Stored records:
---
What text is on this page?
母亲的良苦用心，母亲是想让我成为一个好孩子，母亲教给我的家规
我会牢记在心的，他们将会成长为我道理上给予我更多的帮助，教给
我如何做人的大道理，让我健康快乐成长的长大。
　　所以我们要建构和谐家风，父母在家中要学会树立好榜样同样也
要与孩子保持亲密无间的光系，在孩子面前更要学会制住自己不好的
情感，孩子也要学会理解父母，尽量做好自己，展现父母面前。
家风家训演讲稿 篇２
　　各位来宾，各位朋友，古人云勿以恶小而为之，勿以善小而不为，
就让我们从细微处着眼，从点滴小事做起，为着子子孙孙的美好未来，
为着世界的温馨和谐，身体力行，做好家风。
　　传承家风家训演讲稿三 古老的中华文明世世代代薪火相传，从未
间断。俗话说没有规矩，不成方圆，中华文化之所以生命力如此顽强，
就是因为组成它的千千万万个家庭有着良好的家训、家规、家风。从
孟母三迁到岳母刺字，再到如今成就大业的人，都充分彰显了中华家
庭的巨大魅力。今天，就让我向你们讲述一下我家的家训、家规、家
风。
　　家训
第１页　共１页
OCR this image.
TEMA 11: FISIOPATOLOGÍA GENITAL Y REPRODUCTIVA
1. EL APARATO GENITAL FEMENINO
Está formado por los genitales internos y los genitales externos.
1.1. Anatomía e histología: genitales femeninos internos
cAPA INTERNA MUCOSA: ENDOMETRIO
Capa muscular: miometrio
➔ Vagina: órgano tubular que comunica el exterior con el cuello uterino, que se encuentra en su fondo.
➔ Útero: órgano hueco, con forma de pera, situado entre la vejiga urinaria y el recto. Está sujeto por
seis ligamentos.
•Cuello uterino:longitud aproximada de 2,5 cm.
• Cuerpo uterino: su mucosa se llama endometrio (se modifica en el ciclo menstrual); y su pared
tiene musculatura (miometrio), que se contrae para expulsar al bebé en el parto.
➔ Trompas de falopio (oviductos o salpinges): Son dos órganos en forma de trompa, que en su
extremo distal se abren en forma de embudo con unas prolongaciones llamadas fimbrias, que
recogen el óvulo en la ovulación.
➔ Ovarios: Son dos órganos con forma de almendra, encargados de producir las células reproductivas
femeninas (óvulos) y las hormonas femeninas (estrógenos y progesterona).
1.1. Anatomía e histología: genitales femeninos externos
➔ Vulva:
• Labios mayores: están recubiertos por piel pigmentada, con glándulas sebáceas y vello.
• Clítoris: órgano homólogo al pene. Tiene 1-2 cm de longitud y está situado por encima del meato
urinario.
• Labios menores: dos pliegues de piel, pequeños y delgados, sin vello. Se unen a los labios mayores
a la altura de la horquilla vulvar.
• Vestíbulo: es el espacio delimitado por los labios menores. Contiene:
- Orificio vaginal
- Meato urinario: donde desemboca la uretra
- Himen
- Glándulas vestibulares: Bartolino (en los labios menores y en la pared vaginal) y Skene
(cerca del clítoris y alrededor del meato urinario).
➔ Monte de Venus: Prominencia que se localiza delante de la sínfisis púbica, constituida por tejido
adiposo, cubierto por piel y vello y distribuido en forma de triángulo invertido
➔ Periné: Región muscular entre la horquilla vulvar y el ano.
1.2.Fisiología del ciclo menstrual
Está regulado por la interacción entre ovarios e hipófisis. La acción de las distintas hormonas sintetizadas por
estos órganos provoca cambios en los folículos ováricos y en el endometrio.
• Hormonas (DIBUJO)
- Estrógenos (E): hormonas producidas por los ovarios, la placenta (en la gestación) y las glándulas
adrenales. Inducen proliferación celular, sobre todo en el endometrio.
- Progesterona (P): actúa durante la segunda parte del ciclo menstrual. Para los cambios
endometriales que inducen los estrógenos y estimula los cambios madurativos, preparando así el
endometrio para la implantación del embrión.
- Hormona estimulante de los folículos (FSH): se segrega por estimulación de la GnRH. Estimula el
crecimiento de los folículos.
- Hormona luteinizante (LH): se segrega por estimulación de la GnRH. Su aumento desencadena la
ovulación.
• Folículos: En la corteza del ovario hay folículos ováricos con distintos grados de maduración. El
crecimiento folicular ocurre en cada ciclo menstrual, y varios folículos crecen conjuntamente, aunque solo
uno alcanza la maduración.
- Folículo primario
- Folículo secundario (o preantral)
---
Identify each line holding the string "miometrio", and copy it out.

# Output for this exercise
Capa muscular: miometrio
tiene musculatura (miometrio), que se contrae para expulsar al bebé en el parto.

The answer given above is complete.